──────── RECORD LIST
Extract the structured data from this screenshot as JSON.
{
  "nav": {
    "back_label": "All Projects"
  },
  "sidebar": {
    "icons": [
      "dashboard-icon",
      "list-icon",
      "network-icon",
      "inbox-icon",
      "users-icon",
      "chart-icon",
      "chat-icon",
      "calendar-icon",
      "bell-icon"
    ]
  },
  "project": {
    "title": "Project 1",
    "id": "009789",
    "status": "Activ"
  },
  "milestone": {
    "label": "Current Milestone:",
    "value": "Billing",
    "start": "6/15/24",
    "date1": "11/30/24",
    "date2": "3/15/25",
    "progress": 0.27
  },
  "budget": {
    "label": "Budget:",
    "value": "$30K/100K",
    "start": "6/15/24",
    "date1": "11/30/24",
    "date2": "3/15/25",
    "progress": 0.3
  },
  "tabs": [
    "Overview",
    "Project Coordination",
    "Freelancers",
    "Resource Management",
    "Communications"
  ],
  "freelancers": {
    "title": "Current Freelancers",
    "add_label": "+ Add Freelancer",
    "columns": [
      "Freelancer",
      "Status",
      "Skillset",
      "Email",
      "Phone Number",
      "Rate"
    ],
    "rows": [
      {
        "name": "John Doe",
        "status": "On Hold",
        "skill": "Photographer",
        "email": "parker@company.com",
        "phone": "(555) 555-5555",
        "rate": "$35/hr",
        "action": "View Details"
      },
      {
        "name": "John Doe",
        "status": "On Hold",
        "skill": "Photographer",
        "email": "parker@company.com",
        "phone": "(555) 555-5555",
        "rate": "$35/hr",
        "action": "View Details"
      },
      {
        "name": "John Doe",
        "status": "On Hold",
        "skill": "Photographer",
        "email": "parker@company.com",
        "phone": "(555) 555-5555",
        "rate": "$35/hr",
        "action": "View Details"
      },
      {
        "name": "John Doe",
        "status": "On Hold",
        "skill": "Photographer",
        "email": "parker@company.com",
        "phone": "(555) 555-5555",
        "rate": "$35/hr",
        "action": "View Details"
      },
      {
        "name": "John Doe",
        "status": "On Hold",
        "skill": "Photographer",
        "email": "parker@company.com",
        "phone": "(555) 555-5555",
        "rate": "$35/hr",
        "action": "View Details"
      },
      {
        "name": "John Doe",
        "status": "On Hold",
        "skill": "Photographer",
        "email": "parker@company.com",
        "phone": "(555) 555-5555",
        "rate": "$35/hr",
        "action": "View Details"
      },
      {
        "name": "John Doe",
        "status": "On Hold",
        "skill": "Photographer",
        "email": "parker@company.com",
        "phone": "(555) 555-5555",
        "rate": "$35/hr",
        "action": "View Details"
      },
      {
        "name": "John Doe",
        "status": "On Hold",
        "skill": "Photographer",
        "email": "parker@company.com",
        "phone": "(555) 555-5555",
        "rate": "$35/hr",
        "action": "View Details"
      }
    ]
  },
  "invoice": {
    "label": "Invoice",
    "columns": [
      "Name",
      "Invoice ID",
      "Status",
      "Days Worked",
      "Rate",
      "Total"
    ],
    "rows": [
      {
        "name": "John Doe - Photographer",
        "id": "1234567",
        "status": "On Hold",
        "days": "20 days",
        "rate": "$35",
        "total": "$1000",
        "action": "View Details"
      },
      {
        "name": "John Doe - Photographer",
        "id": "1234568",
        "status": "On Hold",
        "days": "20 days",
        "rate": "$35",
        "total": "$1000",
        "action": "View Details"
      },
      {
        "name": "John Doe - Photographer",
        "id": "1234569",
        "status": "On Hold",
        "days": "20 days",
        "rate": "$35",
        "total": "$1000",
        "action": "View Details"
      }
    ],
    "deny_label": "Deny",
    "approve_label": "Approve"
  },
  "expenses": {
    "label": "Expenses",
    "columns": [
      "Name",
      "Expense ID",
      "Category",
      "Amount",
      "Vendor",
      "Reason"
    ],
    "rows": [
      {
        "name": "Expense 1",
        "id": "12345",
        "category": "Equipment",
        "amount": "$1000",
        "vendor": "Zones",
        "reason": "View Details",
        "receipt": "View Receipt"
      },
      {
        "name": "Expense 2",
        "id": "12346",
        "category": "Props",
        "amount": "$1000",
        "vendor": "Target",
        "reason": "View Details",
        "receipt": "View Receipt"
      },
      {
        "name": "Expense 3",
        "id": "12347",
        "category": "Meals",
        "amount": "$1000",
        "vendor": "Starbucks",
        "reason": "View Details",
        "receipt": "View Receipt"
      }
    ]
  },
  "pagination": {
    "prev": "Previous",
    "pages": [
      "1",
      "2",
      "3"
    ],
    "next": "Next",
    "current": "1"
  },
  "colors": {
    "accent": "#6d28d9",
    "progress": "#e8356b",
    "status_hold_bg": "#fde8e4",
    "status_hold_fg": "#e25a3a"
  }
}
────────────────
──────── RECORD LIST
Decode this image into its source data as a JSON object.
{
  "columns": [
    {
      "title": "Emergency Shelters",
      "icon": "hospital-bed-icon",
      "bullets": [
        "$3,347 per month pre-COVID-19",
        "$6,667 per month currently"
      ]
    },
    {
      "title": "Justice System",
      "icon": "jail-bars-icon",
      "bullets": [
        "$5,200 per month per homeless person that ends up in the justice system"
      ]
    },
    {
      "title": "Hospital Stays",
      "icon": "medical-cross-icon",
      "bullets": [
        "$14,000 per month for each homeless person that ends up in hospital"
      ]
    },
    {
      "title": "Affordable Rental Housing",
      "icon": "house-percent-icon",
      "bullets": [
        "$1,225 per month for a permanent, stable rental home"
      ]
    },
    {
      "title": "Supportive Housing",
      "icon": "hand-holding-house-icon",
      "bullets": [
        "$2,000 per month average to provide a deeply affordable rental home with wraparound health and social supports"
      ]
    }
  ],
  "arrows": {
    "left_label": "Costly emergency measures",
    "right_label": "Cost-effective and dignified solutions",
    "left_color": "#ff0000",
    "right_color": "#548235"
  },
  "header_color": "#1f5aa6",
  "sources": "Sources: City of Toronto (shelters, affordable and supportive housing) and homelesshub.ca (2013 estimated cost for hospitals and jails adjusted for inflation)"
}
────────────────
──────── RECORD LIST
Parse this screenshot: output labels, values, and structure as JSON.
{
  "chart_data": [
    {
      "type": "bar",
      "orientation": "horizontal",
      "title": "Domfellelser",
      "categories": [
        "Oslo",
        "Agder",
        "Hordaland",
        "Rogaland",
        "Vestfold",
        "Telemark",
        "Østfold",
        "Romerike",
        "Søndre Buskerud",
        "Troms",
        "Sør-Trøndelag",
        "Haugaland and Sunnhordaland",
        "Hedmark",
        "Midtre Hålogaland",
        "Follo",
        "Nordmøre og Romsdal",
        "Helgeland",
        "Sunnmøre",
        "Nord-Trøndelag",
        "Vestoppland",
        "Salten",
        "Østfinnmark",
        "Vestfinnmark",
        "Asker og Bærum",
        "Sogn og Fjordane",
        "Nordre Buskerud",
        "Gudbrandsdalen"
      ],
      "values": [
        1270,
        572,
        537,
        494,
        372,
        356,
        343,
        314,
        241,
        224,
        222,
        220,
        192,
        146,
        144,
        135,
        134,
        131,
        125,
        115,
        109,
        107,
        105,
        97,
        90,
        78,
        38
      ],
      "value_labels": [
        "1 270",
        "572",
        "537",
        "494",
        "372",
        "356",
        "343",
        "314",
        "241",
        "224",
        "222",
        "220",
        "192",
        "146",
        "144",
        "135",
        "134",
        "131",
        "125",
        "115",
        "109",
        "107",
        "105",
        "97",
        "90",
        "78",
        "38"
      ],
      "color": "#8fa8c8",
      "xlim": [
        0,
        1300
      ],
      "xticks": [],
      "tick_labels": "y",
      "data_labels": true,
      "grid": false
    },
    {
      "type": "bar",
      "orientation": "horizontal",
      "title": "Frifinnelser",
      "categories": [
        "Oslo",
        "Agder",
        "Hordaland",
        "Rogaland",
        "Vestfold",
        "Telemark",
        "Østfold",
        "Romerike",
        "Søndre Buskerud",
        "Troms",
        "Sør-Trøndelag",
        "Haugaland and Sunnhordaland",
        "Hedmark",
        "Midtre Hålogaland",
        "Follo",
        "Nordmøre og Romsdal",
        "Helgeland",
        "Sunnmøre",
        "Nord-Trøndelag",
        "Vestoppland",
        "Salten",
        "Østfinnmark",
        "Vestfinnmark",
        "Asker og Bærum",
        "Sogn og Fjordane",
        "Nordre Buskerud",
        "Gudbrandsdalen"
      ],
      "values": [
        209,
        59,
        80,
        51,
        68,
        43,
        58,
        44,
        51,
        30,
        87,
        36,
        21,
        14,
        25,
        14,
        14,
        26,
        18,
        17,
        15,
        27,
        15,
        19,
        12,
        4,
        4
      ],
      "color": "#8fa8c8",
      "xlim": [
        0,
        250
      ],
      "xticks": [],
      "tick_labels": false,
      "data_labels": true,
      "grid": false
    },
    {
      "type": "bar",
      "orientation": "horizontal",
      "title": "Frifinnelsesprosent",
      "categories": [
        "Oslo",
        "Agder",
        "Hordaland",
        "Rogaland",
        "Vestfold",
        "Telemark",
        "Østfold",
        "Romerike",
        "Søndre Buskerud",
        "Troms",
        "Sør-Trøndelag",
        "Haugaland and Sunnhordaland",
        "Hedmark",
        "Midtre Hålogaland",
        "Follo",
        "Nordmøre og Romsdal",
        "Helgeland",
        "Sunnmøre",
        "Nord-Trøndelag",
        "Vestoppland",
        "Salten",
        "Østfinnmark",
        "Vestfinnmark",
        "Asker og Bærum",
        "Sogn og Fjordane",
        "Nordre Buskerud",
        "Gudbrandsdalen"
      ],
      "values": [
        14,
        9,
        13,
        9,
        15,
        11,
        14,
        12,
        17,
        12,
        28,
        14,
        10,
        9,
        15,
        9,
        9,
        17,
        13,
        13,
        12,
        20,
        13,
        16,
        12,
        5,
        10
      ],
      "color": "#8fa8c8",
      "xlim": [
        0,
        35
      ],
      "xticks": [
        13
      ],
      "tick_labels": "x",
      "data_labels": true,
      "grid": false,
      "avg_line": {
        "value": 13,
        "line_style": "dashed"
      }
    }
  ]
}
────────────────
▶ _PROMPT_
Copy out the lines that hold "person".

▶ _TASK RESULT_
        "$5,200 per month per homeless person that ends up in the justice system"
        "$14,000 per month for each homeless person that ends up in hospital"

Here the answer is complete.